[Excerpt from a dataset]
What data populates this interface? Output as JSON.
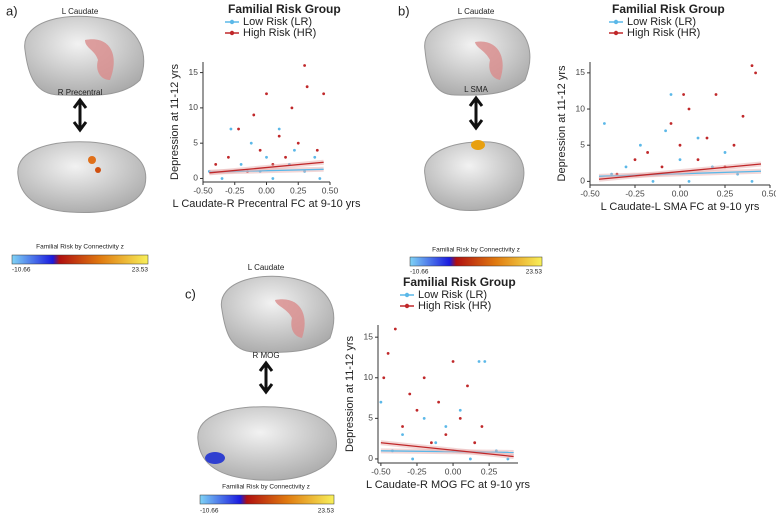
{
  "chart_data": [
    {
      "type": "scatter",
      "title": "Familial Risk Group",
      "x_label": "L Caudate-R Precentral FC at 9-10 yrs",
      "y_label": "Depression at 11-12 yrs",
      "xlim": [
        -0.5,
        0.5
      ],
      "ylim": [
        -0.5,
        16.5
      ],
      "xticks": [
        {
          "value": -0.5,
          "label": "-0.50"
        },
        {
          "value": -0.25,
          "label": "-0.25"
        },
        {
          "value": 0,
          "label": "0.00"
        },
        {
          "value": 0.25,
          "label": "0.25"
        },
        {
          "value": 0.5,
          "label": "0.50"
        }
      ],
      "yticks": [
        0,
        5,
        10,
        15
      ],
      "series": [
        {
          "name": "Low Risk (LR)",
          "color": "#5bb8e8",
          "x": [
            -0.45,
            -0.35,
            -0.28,
            -0.2,
            -0.12,
            -0.05,
            0,
            0.05,
            0.1,
            0.18,
            0.22,
            0.3,
            0.38,
            0.42
          ],
          "values": [
            1,
            0,
            7,
            2,
            5,
            1,
            3,
            0,
            7,
            2,
            4,
            1,
            3,
            0
          ],
          "fit_x": [
            -0.45,
            0.45
          ],
          "fit_values": [
            0.9,
            1.3
          ]
        },
        {
          "name": "High Risk (HR)",
          "color": "#c0282a",
          "x": [
            -0.4,
            -0.3,
            -0.22,
            -0.15,
            -0.1,
            -0.05,
            0,
            0.05,
            0.1,
            0.15,
            0.2,
            0.25,
            0.3,
            0.32,
            0.4,
            0.45
          ],
          "values": [
            2,
            3,
            7,
            1,
            9,
            4,
            12,
            2,
            6,
            3,
            10,
            5,
            16,
            13,
            4,
            12
          ],
          "fit_x": [
            -0.45,
            0.45
          ],
          "fit_values": [
            0.8,
            2.3
          ]
        }
      ]
    },
    {
      "type": "scatter",
      "title": "Familial Risk Group",
      "x_label": "L Caudate-L SMA FC at 9-10 yrs",
      "y_label": "Depression at 11-12 yrs",
      "xlim": [
        -0.5,
        0.5
      ],
      "ylim": [
        -0.5,
        16.5
      ],
      "xticks": [
        {
          "value": -0.5,
          "label": "-0.50"
        },
        {
          "value": -0.25,
          "label": "-0.25"
        },
        {
          "value": 0,
          "label": "0.00"
        },
        {
          "value": 0.25,
          "label": "0.25"
        },
        {
          "value": 0.5,
          "label": "0.50"
        }
      ],
      "yticks": [
        0,
        5,
        10,
        15
      ],
      "series": [
        {
          "name": "Low Risk (LR)",
          "color": "#5bb8e8",
          "x": [
            -0.42,
            -0.38,
            -0.3,
            -0.22,
            -0.15,
            -0.08,
            -0.05,
            0,
            0.05,
            0.1,
            0.18,
            0.25,
            0.32,
            0.4
          ],
          "values": [
            8,
            1,
            2,
            5,
            0,
            7,
            12,
            3,
            0,
            6,
            2,
            4,
            1,
            0
          ],
          "fit_x": [
            -0.45,
            0.45
          ],
          "fit_values": [
            0.7,
            1.4
          ]
        },
        {
          "name": "High Risk (HR)",
          "color": "#c0282a",
          "x": [
            -0.35,
            -0.25,
            -0.18,
            -0.1,
            -0.05,
            0,
            0.02,
            0.05,
            0.1,
            0.15,
            0.2,
            0.25,
            0.3,
            0.35,
            0.4,
            0.42
          ],
          "values": [
            1,
            3,
            4,
            2,
            8,
            5,
            12,
            10,
            3,
            6,
            12,
            2,
            5,
            9,
            16,
            15
          ],
          "fit_x": [
            -0.45,
            0.45
          ],
          "fit_values": [
            0.3,
            2.4
          ]
        }
      ]
    },
    {
      "type": "scatter",
      "title": "Familial Risk Group",
      "x_label": "L Caudate-R MOG FC at 9-10 yrs",
      "y_label": "Depression at 11-12 yrs",
      "xlim": [
        -0.52,
        0.45
      ],
      "ylim": [
        -0.5,
        16.5
      ],
      "xticks": [
        {
          "value": -0.5,
          "label": "-0.50"
        },
        {
          "value": -0.25,
          "label": "-0.25"
        },
        {
          "value": 0,
          "label": "0.00"
        },
        {
          "value": 0.25,
          "label": "0.25"
        }
      ],
      "yticks": [
        0,
        5,
        10,
        15
      ],
      "series": [
        {
          "name": "Low Risk (LR)",
          "color": "#5bb8e8",
          "x": [
            -0.5,
            -0.42,
            -0.35,
            -0.28,
            -0.2,
            -0.12,
            -0.05,
            0,
            0.05,
            0.12,
            0.18,
            0.22,
            0.3,
            0.38
          ],
          "values": [
            7,
            1,
            3,
            0,
            5,
            2,
            4,
            1,
            6,
            0,
            12,
            12,
            1,
            0
          ],
          "fit_x": [
            -0.5,
            0.42
          ],
          "fit_values": [
            1,
            0.8
          ]
        },
        {
          "name": "High Risk (HR)",
          "color": "#c0282a",
          "x": [
            -0.48,
            -0.45,
            -0.4,
            -0.35,
            -0.3,
            -0.25,
            -0.2,
            -0.15,
            -0.1,
            -0.05,
            0,
            0.05,
            0.1,
            0.15,
            0.2
          ],
          "values": [
            10,
            13,
            16,
            4,
            8,
            6,
            10,
            2,
            7,
            3,
            12,
            5,
            9,
            2,
            4
          ],
          "fit_x": [
            -0.5,
            0.42
          ],
          "fit_values": [
            2,
            0.3
          ]
        }
      ]
    }
  ],
  "panels": [
    {
      "label": "a)",
      "seed": "L Caudate",
      "target": "R Precentral",
      "colorbar_title": "Familial Risk by Connectivity z",
      "colorbar_min": -10.66,
      "colorbar_max": 23.53
    },
    {
      "label": "b)",
      "seed": "L Caudate",
      "target": "L SMA",
      "colorbar_title": "Familial Risk by Connectivity z",
      "colorbar_min": -10.66,
      "colorbar_max": 23.53
    },
    {
      "label": "c)",
      "seed": "L Caudate",
      "target": "R MOG",
      "colorbar_title": "Familial Risk by Connectivity z",
      "colorbar_min": -10.66,
      "colorbar_max": 23.53
    }
  ]
}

SET TASK
Pull every line containing "Precentral" out of the data above.

SOLUTION TO THE PROBLEM
      "x_label": "L Caudate-R Precentral FC at 9-10 yrs",
      "target": "R Precentral",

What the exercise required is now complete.